## Brief
Every line holding the string "BLAS" should be gathered.

[Figure record listings]

· · · · · · ·

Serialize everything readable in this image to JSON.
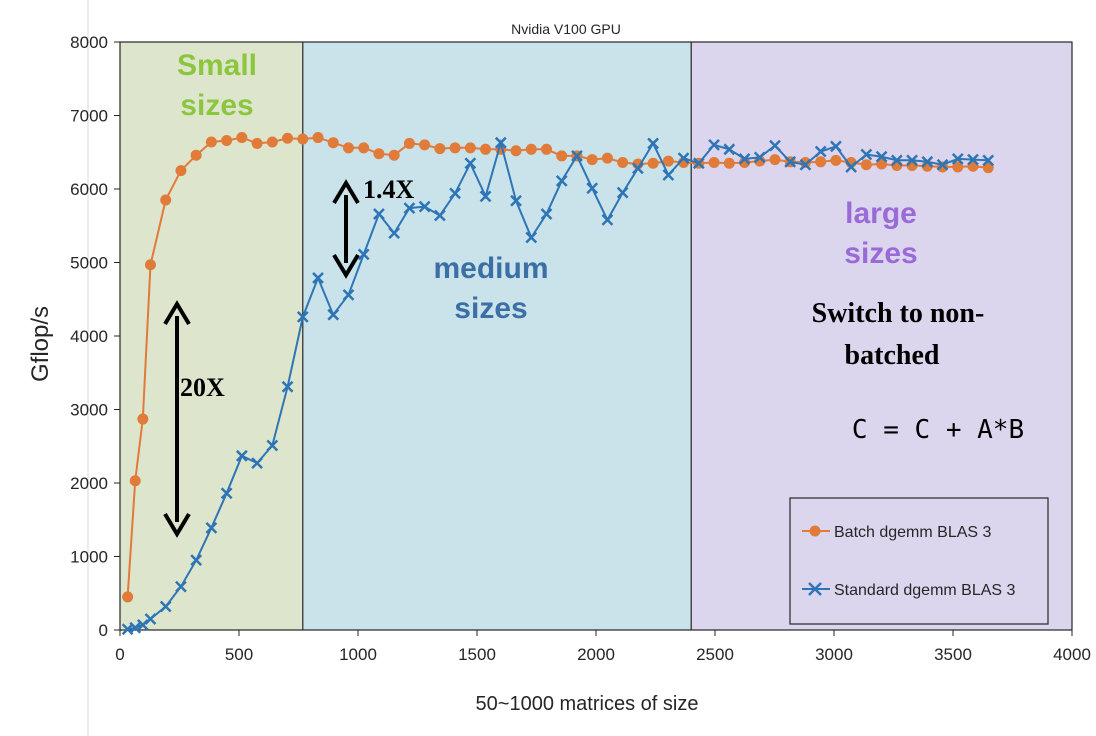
{
  "chart_data": {
    "type": "line",
    "title": "Nvidia V100 GPU",
    "xlabel": "50~1000 matrices of size",
    "ylabel": "Gflop/s",
    "xlim": [
      0,
      4000
    ],
    "ylim": [
      0,
      8000
    ],
    "x_ticks": [
      "0",
      "500",
      "1000",
      "1500",
      "2000",
      "2500",
      "3000",
      "3500",
      "4000"
    ],
    "y_ticks": [
      "0",
      "1000",
      "2000",
      "3000",
      "4000",
      "5000",
      "6000",
      "7000",
      "8000"
    ],
    "grid": false,
    "legend_position": "bottom-right",
    "regions": [
      {
        "label_lines": [
          "Small",
          "sizes"
        ],
        "x_start": 0,
        "x_end": 768,
        "fill": "#dde6cc",
        "label_color": "#8cc63f"
      },
      {
        "label_lines": [
          "medium",
          "sizes"
        ],
        "x_start": 768,
        "x_end": 2400,
        "fill": "#cae2ea",
        "label_color": "#3b6fa5"
      },
      {
        "label_lines": [
          "large",
          "sizes"
        ],
        "x_start": 2400,
        "x_end": 4000,
        "fill": "#dcd5ee",
        "label_color": "#9a6bd8"
      }
    ],
    "annotations": {
      "gap_small": "20X",
      "gap_medium": "1.4X",
      "switch_lines": [
        "Switch to non-",
        "batched"
      ],
      "formula": "C = C + A*B"
    },
    "series": [
      {
        "name": "Batch dgemm BLAS 3",
        "color": "#e07b39",
        "marker": "circle",
        "x": [
          32,
          64,
          96,
          128,
          192,
          256,
          320,
          384,
          448,
          512,
          576,
          640,
          704,
          768,
          832,
          896,
          960,
          1024,
          1088,
          1152,
          1216,
          1280,
          1344,
          1408,
          1472,
          1536,
          1600,
          1664,
          1728,
          1792,
          1856,
          1920,
          1984,
          2048,
          2112,
          2176,
          2240,
          2304,
          2368,
          2432,
          2496,
          2560,
          2624,
          2688,
          2752,
          2816,
          2880,
          2944,
          3008,
          3072,
          3136,
          3200,
          3264,
          3328,
          3392,
          3456,
          3520,
          3584,
          3648
        ],
        "values": [
          450,
          2030,
          2870,
          4970,
          5850,
          6250,
          6460,
          6640,
          6660,
          6700,
          6620,
          6640,
          6690,
          6680,
          6700,
          6630,
          6560,
          6560,
          6480,
          6460,
          6620,
          6600,
          6550,
          6560,
          6560,
          6540,
          6540,
          6520,
          6540,
          6540,
          6450,
          6450,
          6400,
          6420,
          6360,
          6340,
          6350,
          6380,
          6360,
          6350,
          6360,
          6350,
          6360,
          6380,
          6400,
          6370,
          6360,
          6370,
          6390,
          6360,
          6330,
          6340,
          6320,
          6320,
          6310,
          6300,
          6300,
          6310,
          6290
        ]
      },
      {
        "name": "Standard dgemm BLAS 3",
        "color": "#2e75b6",
        "marker": "x",
        "x": [
          32,
          64,
          96,
          128,
          192,
          256,
          320,
          384,
          448,
          512,
          576,
          640,
          704,
          768,
          832,
          896,
          960,
          1024,
          1088,
          1152,
          1216,
          1280,
          1344,
          1408,
          1472,
          1536,
          1600,
          1664,
          1728,
          1792,
          1856,
          1920,
          1984,
          2048,
          2112,
          2176,
          2240,
          2304,
          2368,
          2432,
          2496,
          2560,
          2624,
          2688,
          2752,
          2816,
          2880,
          2944,
          3008,
          3072,
          3136,
          3200,
          3264,
          3328,
          3392,
          3456,
          3520,
          3584,
          3648
        ],
        "values": [
          10,
          30,
          70,
          150,
          320,
          590,
          950,
          1390,
          1860,
          2370,
          2270,
          2510,
          3310,
          4260,
          4790,
          4290,
          4560,
          5110,
          5660,
          5400,
          5740,
          5760,
          5640,
          5940,
          6350,
          5900,
          6630,
          5840,
          5340,
          5660,
          6110,
          6450,
          6010,
          5580,
          5950,
          6280,
          6620,
          6190,
          6420,
          6350,
          6600,
          6540,
          6410,
          6430,
          6590,
          6370,
          6330,
          6510,
          6580,
          6300,
          6470,
          6440,
          6390,
          6390,
          6370,
          6330,
          6410,
          6400,
          6390
        ]
      }
    ]
  }
}
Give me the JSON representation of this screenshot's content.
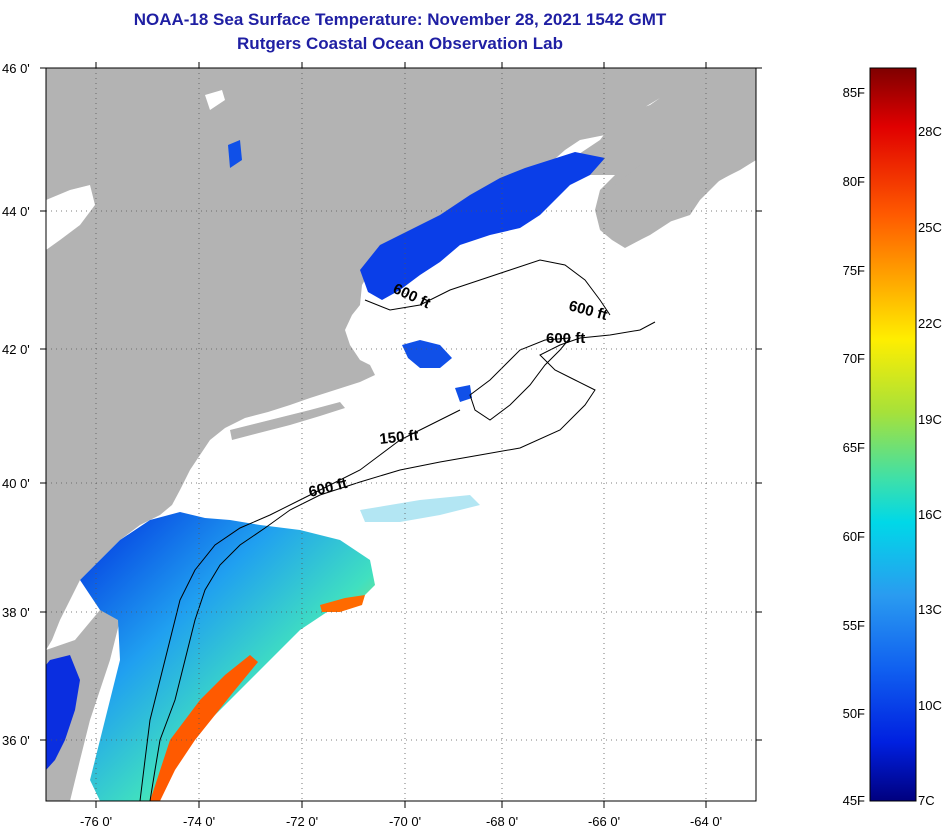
{
  "title": {
    "line1": "NOAA-18 Sea Surface Temperature:  November 28, 2021 1542 GMT",
    "line2": "Rutgers Coastal Ocean Observation Lab"
  },
  "axes": {
    "lon_ticks": [
      "-76 0'",
      "-74 0'",
      "-72 0'",
      "-70 0'",
      "-68 0'",
      "-66 0'",
      "-64 0'"
    ],
    "lat_ticks": [
      "46 0'",
      "44 0'",
      "42 0'",
      "40 0'",
      "38 0'",
      "36 0'"
    ]
  },
  "isobaths": [
    "600 ft",
    "600 ft",
    "600 ft",
    "150 ft",
    "600 ft"
  ],
  "colorbar": {
    "fahrenheit": [
      "85F",
      "80F",
      "75F",
      "70F",
      "65F",
      "60F",
      "55F",
      "50F",
      "45F"
    ],
    "celsius": [
      "28C",
      "25C",
      "22C",
      "19C",
      "16C",
      "13C",
      "10C",
      "7C"
    ],
    "colors": [
      "#7f0000",
      "#e00000",
      "#ff5a00",
      "#ffb000",
      "#ffee00",
      "#a6e13a",
      "#3fe0a8",
      "#00d8e8",
      "#2a9bf0",
      "#1060f0",
      "#0020e0",
      "#00007f"
    ]
  },
  "colors": {
    "land": "#b3b3b3",
    "ocean_nodata": "#ffffff",
    "title": "#1f1fa3"
  }
}
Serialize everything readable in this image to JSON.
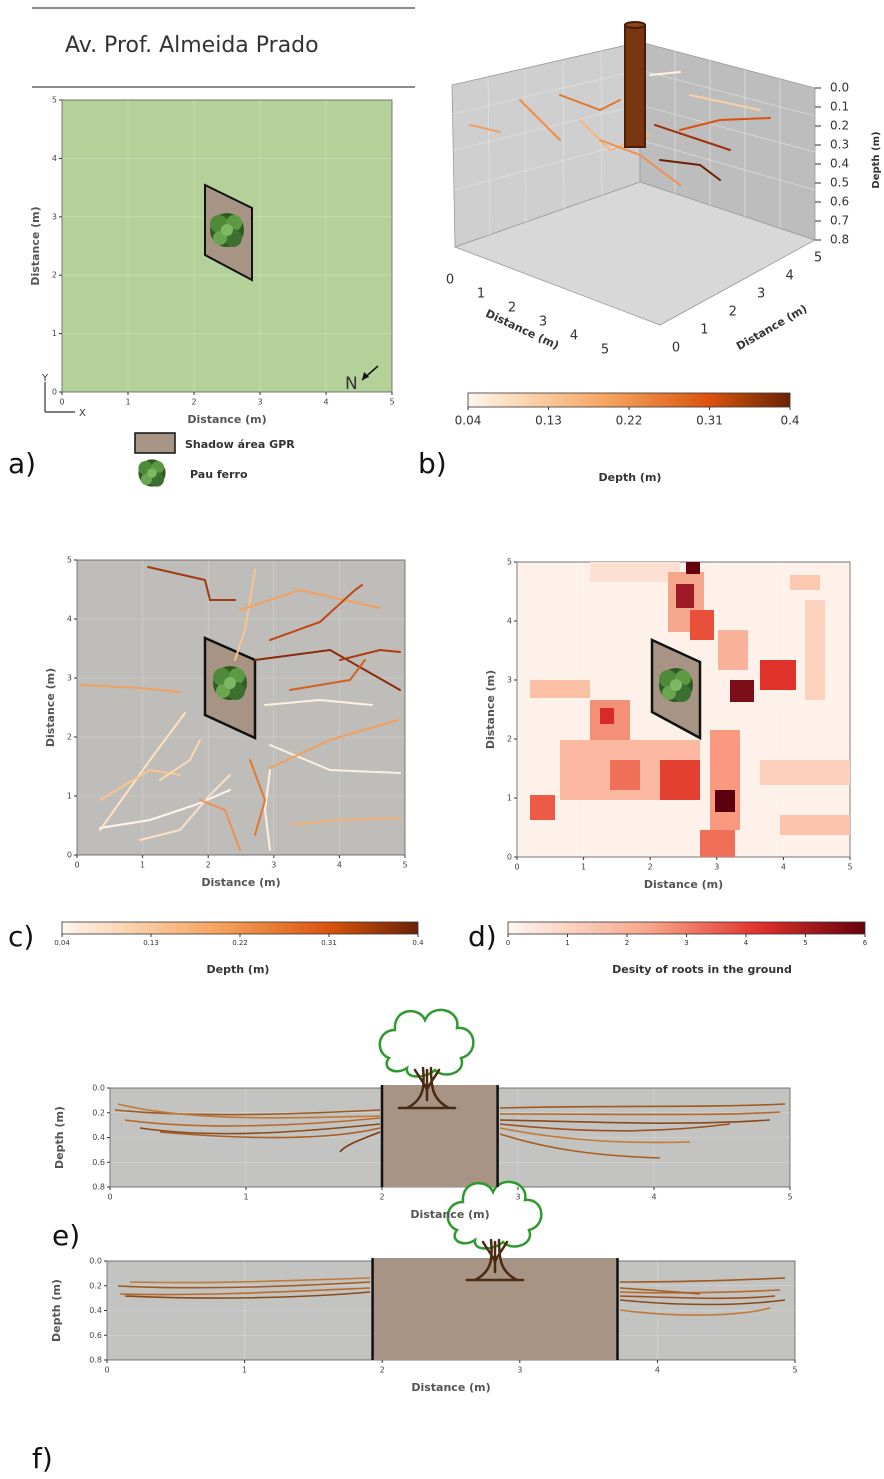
{
  "street_name": "Av. Prof. Almeida Prado",
  "chart_data": [
    {
      "type": "site-map",
      "panel_label": "a)",
      "xlabel": "Distance (m)",
      "ylabel": "Distance (m)",
      "xlim": [
        0,
        5
      ],
      "ylim": [
        0,
        5
      ],
      "xticks": [
        0,
        1,
        2,
        3,
        4,
        5
      ],
      "yticks": [
        0,
        1,
        2,
        3,
        4,
        5
      ],
      "axis_letters": [
        "X",
        "Y"
      ],
      "north": "N",
      "legend": [
        "Shadow área GPR",
        "Pau ferro"
      ]
    },
    {
      "type": "3d",
      "panel_label": "b)",
      "xlabel": "Distance (m)",
      "ylabel": "Distance (m)",
      "zlabel": "Depth (m)",
      "xticks": [
        0,
        1,
        2,
        3,
        4,
        5
      ],
      "yticks": [
        0,
        1,
        2,
        3,
        4,
        5
      ],
      "xlim": [
        0,
        5
      ],
      "ylim": [
        0,
        5
      ],
      "zlim": [
        0,
        0.8
      ],
      "zticks": [
        {
          "value": 0,
          "label": "0.0"
        },
        0.1,
        0.2,
        0.3,
        0.4,
        0.5,
        0.6,
        0.7,
        0.8
      ],
      "colorbar": {
        "label": "Depth (m)",
        "lim": [
          0.04,
          0.4
        ],
        "ticks": [
          0.04,
          0.13,
          0.22,
          0.31,
          0.4
        ]
      }
    },
    {
      "type": "root-map",
      "panel_label": "c)",
      "xlabel": "Distance (m)",
      "ylabel": "Distance (m)",
      "xlim": [
        0,
        5
      ],
      "ylim": [
        0,
        5
      ],
      "xticks": [
        0,
        1,
        2,
        3,
        4,
        5
      ],
      "yticks": [
        0,
        1,
        2,
        3,
        4,
        5
      ],
      "colorbar": {
        "label": "Depth (m)",
        "lim": [
          0.04,
          0.4
        ],
        "ticks": [
          0.04,
          0.13,
          0.22,
          0.31,
          0.4
        ]
      }
    },
    {
      "type": "density-map",
      "panel_label": "d)",
      "xlabel": "Distance (m)",
      "ylabel": "Distance (m)",
      "xlim": [
        0,
        5
      ],
      "ylim": [
        0,
        5
      ],
      "xticks": [
        0,
        1,
        2,
        3,
        4,
        5
      ],
      "yticks": [
        0,
        1,
        2,
        3,
        4,
        5
      ],
      "colorbar": {
        "label": "Desity of roots in the ground",
        "lim": [
          0,
          6
        ],
        "ticks": [
          0,
          1,
          2,
          3,
          4,
          5,
          6
        ]
      }
    },
    {
      "type": "profile",
      "panel_label": "e)",
      "xlabel": "Distance (m)",
      "ylabel": "Depth (m)",
      "xlim": [
        0,
        5
      ],
      "ylim": [
        0.8,
        0
      ],
      "xticks": [
        0,
        1,
        2,
        3,
        4,
        5
      ],
      "yticks": [
        {
          "value": 0,
          "label": "0.0"
        },
        0.2,
        0.4,
        0.6,
        0.8
      ],
      "trunk_extent": [
        2,
        2.85
      ]
    },
    {
      "type": "profile",
      "panel_label": "f)",
      "xlabel": "Distance (m)",
      "ylabel": "Depth (m)",
      "xlim": [
        0,
        5
      ],
      "ylim": [
        0.8,
        0
      ],
      "xticks": [
        0,
        1,
        2,
        3,
        4,
        5
      ],
      "yticks": [
        {
          "value": 0,
          "label": "0.0"
        },
        0.2,
        0.4,
        0.6,
        0.8
      ],
      "trunk_extent": [
        1.93,
        3.71
      ]
    }
  ]
}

· · · · · · ·

## Correct result
        "name": "Batch dgemm BLAS 3",
        "name": "Standard dgemm BLAS 3",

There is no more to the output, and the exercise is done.